**OBJECTIVE**
Copy every line that holds "Modul".

Data tied to figure images
◆ ◆ ◆ ◆
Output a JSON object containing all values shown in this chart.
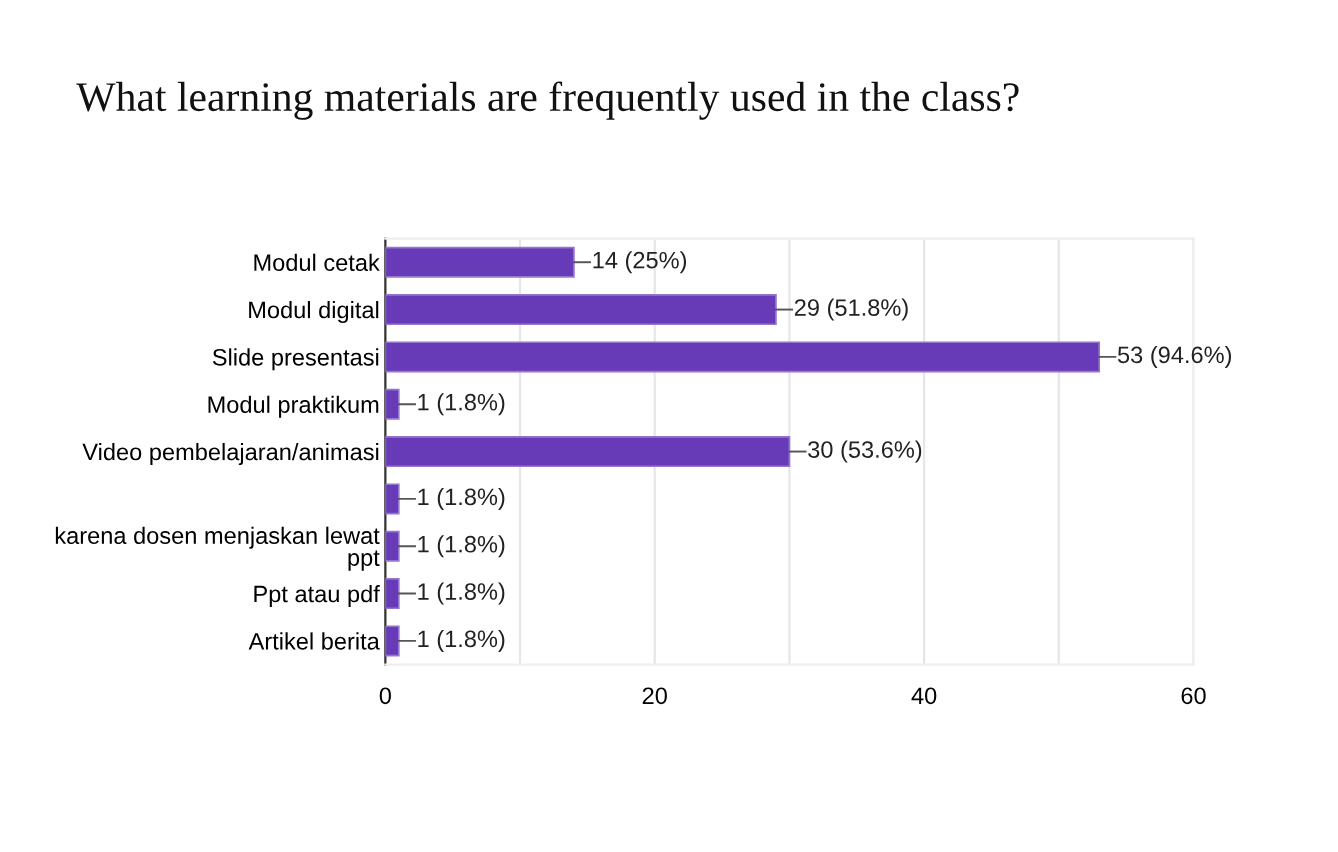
{
  "chart_data": {
    "type": "bar",
    "orientation": "horizontal",
    "title": "What learning materials are frequently used in the class?",
    "categories": [
      "Modul cetak",
      "Modul digital",
      "Slide presentasi",
      "Modul praktikum",
      "Video pembelajaran/animasi",
      null,
      "karena dosen menjaskan lewat\nppt",
      "Ppt atau pdf",
      "Artikel berita"
    ],
    "values": [
      14,
      29,
      53,
      1,
      30,
      1,
      1,
      1,
      1
    ],
    "value_labels": [
      "14 (25%)",
      "29 (51.8%)",
      "53 (94.6%)",
      "1 (1.8%)",
      "30 (53.6%)",
      "1 (1.8%)",
      "1 (1.8%)",
      "1 (1.8%)",
      "1 (1.8%)"
    ],
    "color": "#673ab7",
    "xlim": [
      0,
      60
    ],
    "xticks": [
      0,
      {
        "value": 10,
        "label": null
      },
      20,
      {
        "value": 30,
        "label": null
      },
      40,
      {
        "value": 50,
        "label": null
      },
      60
    ],
    "grid": "x",
    "legend": false
  }
}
◆ ◆ ◆ ◆
**THE REPLY**
      "Modul cetak",
      "Modul digital",
      "Modul praktikum",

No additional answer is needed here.